■ EXERCISE INSTRUCTIONS
Count the lines below that contain the word "value" and give only the number.

■ GIVEN RECORDS
----------

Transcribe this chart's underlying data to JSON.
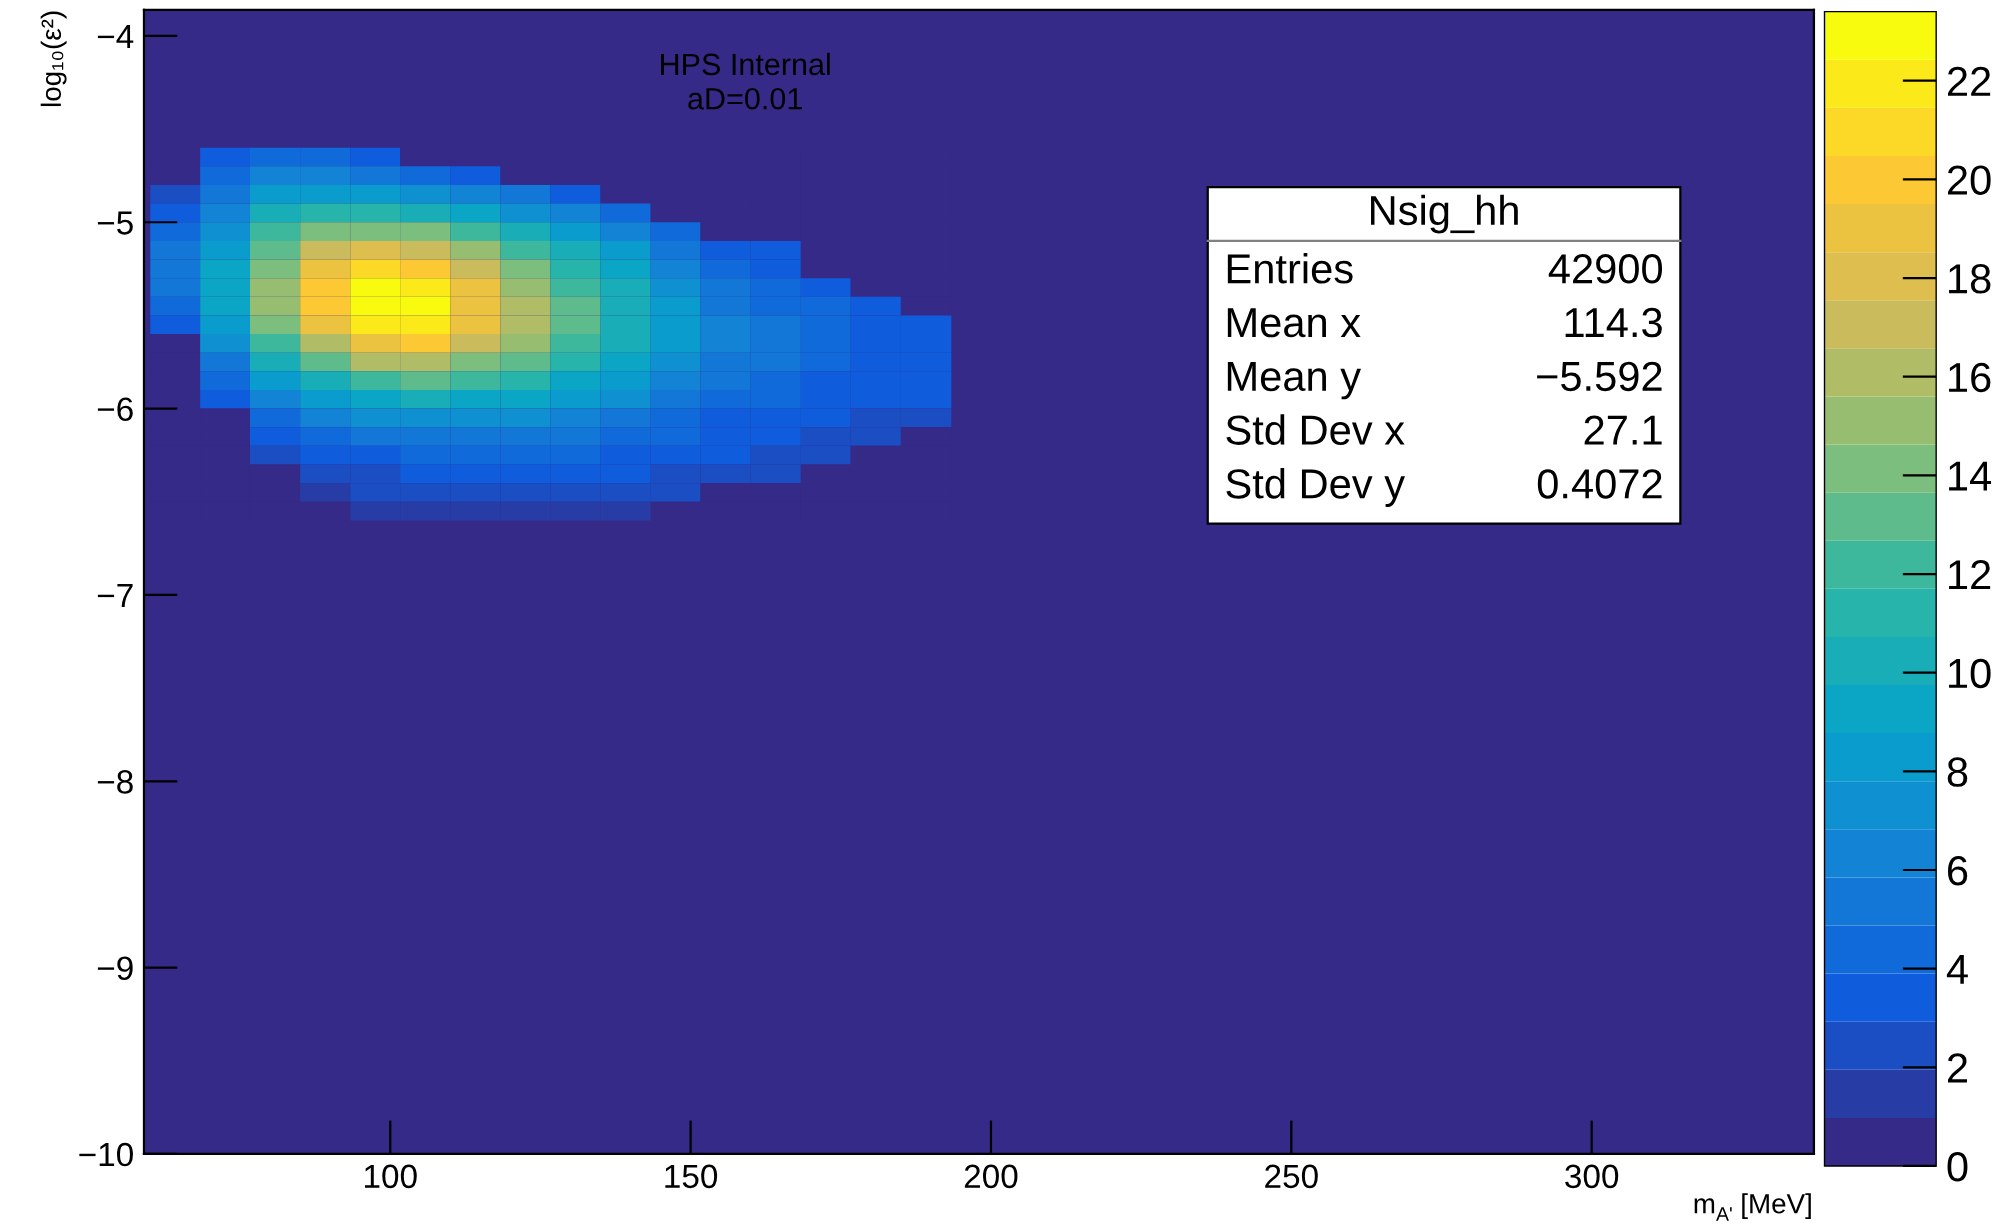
{
  "chart_data": {
    "type": "heatmap",
    "xlabel": "m$_{A'}$ [MeV]",
    "ylabel": "log₁₀(ε²)",
    "x": [
      64.2,
      72.5,
      80.8,
      89.2,
      97.5,
      105.8,
      114.2,
      122.5,
      130.8,
      139.2,
      147.5,
      155.8,
      164.2,
      172.5,
      180.8,
      189.2
    ],
    "y": [
      -4.65,
      -4.75,
      -4.85,
      -4.95,
      -5.05,
      -5.15,
      -5.25,
      -5.35,
      -5.45,
      -5.55,
      -5.65,
      -5.75,
      -5.85,
      -5.95,
      -6.05,
      -6.15,
      -6.25,
      -6.35,
      -6.45,
      -6.55
    ],
    "cells": [
      [
        0,
        3,
        4,
        4,
        3,
        0,
        0,
        0,
        0,
        0,
        0,
        0,
        0,
        0,
        0,
        0
      ],
      [
        0,
        4,
        6,
        6,
        5,
        4,
        3,
        0,
        0,
        0,
        0,
        0,
        0,
        0,
        0,
        0
      ],
      [
        2,
        5,
        8,
        8,
        8,
        7,
        6,
        5,
        3,
        0,
        0,
        0,
        0,
        0,
        0,
        0
      ],
      [
        3,
        6,
        10,
        11,
        11,
        10,
        9,
        7,
        6,
        4,
        0,
        0,
        0,
        0,
        0,
        0
      ],
      [
        4,
        7,
        12,
        14,
        14,
        14,
        12,
        10,
        8,
        6,
        4,
        0,
        0,
        0,
        0,
        0
      ],
      [
        5,
        8,
        13,
        17,
        18,
        17,
        15,
        12,
        10,
        8,
        5,
        3,
        3,
        0,
        0,
        0
      ],
      [
        5,
        9,
        14,
        19,
        21,
        20,
        17,
        14,
        11,
        9,
        6,
        4,
        3,
        0,
        0,
        0
      ],
      [
        5,
        9,
        15,
        20,
        23,
        22,
        19,
        15,
        12,
        10,
        7,
        5,
        4,
        3,
        0,
        0
      ],
      [
        4,
        9,
        15,
        20,
        23,
        23,
        19,
        16,
        13,
        10,
        8,
        5,
        4,
        4,
        3,
        0
      ],
      [
        3,
        8,
        14,
        19,
        22,
        22,
        19,
        16,
        13,
        10,
        8,
        6,
        5,
        4,
        3,
        3
      ],
      [
        0,
        7,
        12,
        16,
        19,
        20,
        17,
        15,
        12,
        10,
        8,
        6,
        5,
        4,
        3,
        3
      ],
      [
        0,
        5,
        10,
        13,
        16,
        16,
        14,
        13,
        11,
        9,
        7,
        5,
        5,
        4,
        3,
        3
      ],
      [
        0,
        4,
        8,
        10,
        12,
        13,
        12,
        11,
        9,
        8,
        6,
        5,
        4,
        3,
        3,
        3
      ],
      [
        0,
        3,
        6,
        8,
        9,
        10,
        9,
        9,
        8,
        7,
        5,
        4,
        4,
        3,
        3,
        3
      ],
      [
        0,
        0,
        4,
        6,
        7,
        7,
        7,
        7,
        6,
        5,
        4,
        3,
        3,
        3,
        2,
        2
      ],
      [
        0,
        0,
        3,
        4,
        5,
        5,
        5,
        5,
        5,
        4,
        4,
        3,
        3,
        2,
        2,
        0
      ],
      [
        0,
        0,
        2,
        3,
        3,
        4,
        4,
        4,
        4,
        3,
        3,
        3,
        2,
        2,
        0,
        0
      ],
      [
        0,
        0,
        0,
        2,
        2,
        3,
        3,
        3,
        3,
        3,
        2,
        2,
        2,
        0,
        0,
        0
      ],
      [
        0,
        0,
        0,
        1,
        2,
        2,
        2,
        2,
        2,
        2,
        2,
        0,
        0,
        0,
        0,
        0
      ],
      [
        0,
        0,
        0,
        0,
        1,
        1,
        1,
        1,
        1,
        1,
        0,
        0,
        0,
        0,
        0,
        0
      ]
    ],
    "xlim": [
      59,
      337
    ],
    "ylim": [
      -10,
      -3.86
    ],
    "xticks": [
      100,
      150,
      200,
      250,
      300
    ],
    "yticks": [
      {
        "value": -4,
        "label": "−4"
      },
      {
        "value": -5,
        "label": "−5"
      },
      {
        "value": -6,
        "label": "−6"
      },
      {
        "value": -7,
        "label": "−7"
      },
      {
        "value": -8,
        "label": "−8"
      },
      {
        "value": -9,
        "label": "−9"
      },
      {
        "value": -10,
        "label": "−10"
      }
    ],
    "clim": [
      0,
      23.4
    ],
    "cticks": [
      0,
      2,
      4,
      6,
      8,
      10,
      12,
      14,
      16,
      18,
      20,
      22
    ],
    "annotations": [
      "HPS Internal",
      "aD=0.01",
      "Nsig_hh",
      "Entries",
      "42900",
      "Mean x",
      "114.3",
      "Mean y",
      "−5.592",
      "Std Dev x",
      "27.1",
      "Std Dev y",
      "0.4072"
    ]
  }
}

----------

■ RESULT FOR THIS EXERCISE
7